--- begin Supplied material ---

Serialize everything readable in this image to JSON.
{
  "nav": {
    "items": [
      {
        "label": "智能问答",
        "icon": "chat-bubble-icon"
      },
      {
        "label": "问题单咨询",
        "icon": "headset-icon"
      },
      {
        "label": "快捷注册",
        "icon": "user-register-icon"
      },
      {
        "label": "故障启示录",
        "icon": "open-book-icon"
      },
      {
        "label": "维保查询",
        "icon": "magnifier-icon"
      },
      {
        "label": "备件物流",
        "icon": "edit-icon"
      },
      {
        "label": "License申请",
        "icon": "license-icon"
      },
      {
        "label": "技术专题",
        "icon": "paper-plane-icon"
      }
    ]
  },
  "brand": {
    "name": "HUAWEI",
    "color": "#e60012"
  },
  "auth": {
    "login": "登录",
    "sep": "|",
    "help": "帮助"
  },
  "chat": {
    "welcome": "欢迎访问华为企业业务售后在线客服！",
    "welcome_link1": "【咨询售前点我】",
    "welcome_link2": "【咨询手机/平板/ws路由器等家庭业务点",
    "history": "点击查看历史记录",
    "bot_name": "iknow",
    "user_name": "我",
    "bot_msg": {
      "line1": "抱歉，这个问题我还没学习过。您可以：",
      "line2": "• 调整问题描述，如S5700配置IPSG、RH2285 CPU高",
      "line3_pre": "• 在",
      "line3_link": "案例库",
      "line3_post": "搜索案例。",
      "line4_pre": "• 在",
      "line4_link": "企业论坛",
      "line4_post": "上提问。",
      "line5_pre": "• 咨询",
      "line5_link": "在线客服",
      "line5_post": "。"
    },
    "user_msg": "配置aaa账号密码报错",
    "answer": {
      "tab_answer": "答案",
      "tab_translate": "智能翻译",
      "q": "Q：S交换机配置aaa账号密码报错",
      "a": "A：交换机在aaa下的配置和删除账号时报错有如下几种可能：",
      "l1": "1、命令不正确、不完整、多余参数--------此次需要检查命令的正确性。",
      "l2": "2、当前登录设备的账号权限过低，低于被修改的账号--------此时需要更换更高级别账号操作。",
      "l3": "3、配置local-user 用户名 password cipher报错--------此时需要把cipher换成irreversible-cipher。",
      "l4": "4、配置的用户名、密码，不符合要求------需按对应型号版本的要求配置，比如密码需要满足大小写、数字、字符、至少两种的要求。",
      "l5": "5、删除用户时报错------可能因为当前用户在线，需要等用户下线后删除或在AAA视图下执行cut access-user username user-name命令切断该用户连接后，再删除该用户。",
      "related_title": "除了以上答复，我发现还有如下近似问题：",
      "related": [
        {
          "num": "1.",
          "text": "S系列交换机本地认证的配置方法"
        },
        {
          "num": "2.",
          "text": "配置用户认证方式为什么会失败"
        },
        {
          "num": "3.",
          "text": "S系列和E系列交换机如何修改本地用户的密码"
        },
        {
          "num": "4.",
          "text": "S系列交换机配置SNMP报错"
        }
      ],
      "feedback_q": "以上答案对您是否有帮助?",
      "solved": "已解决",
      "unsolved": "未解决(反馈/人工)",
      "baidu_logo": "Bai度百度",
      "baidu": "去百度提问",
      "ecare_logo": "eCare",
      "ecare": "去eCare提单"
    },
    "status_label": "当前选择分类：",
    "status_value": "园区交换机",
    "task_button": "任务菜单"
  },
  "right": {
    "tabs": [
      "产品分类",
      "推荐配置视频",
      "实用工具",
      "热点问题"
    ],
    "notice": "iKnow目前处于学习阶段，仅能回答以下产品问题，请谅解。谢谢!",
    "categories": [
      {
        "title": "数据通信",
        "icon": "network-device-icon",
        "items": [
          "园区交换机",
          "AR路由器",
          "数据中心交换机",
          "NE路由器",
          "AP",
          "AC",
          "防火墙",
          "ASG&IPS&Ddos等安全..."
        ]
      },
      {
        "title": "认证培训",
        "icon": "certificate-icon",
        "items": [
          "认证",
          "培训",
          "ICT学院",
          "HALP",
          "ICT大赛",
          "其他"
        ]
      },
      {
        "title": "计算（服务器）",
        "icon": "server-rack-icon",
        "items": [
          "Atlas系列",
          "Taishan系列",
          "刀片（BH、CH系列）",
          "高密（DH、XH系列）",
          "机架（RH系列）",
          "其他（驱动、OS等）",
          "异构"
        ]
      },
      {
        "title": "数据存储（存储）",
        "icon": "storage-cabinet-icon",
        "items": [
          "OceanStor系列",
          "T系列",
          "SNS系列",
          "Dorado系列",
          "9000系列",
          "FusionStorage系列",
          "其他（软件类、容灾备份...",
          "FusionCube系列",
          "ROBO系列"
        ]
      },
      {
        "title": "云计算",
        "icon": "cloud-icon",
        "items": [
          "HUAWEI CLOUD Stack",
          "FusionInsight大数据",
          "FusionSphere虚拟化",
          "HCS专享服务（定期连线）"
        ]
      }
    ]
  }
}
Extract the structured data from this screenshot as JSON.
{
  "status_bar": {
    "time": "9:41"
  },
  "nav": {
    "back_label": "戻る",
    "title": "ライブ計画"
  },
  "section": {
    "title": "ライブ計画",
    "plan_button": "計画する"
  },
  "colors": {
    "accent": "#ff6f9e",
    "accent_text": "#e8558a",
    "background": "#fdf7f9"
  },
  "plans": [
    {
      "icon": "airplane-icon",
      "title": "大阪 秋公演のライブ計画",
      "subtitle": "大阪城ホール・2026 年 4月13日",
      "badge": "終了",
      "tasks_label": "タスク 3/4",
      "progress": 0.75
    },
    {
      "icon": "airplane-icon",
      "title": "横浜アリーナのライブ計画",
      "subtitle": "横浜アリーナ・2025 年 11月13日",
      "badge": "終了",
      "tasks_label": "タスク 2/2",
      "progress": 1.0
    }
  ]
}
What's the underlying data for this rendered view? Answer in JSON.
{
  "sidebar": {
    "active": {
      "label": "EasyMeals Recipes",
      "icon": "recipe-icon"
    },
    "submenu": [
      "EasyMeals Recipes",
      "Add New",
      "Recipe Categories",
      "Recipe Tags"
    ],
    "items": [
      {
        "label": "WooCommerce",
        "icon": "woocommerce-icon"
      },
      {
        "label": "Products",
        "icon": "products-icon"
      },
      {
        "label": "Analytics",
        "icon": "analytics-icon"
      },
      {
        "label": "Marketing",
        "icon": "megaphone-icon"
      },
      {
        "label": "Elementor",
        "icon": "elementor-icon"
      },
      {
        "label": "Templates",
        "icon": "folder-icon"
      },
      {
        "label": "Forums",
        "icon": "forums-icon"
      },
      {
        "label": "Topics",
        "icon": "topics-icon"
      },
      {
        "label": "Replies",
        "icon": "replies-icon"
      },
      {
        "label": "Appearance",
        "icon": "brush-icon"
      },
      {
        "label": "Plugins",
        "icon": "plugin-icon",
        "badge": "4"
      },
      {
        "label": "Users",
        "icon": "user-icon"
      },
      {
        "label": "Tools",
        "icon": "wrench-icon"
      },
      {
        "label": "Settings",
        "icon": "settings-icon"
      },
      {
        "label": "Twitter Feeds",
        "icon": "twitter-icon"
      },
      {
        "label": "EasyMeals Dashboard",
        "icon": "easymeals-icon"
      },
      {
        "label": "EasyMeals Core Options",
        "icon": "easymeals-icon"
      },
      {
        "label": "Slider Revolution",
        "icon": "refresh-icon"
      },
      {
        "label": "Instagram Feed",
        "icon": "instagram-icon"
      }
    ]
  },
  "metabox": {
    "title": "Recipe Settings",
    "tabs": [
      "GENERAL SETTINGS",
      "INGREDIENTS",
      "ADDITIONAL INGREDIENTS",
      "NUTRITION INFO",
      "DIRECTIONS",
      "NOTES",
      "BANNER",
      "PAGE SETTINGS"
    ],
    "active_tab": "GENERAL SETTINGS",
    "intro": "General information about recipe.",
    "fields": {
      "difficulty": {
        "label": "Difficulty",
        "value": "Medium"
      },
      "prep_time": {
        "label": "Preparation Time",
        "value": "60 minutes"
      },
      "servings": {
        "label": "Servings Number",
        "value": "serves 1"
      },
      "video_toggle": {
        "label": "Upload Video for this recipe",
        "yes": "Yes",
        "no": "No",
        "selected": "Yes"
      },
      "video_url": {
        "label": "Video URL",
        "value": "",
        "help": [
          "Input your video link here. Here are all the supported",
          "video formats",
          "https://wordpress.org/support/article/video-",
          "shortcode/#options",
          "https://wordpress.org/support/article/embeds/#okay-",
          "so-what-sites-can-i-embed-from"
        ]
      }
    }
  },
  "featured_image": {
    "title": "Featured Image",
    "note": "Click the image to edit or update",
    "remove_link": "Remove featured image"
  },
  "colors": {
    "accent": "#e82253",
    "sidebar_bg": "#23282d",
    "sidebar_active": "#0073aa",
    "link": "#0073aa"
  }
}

--- end Supplied material ---

* Problem statement: Which lines in the listing above hold the word "JSON"? Show each of them.

* Finished answer:
Serialize everything readable in this image to JSON.
Extract the structured data from this screenshot as JSON.
What's the underlying data for this rendered view? Answer in JSON.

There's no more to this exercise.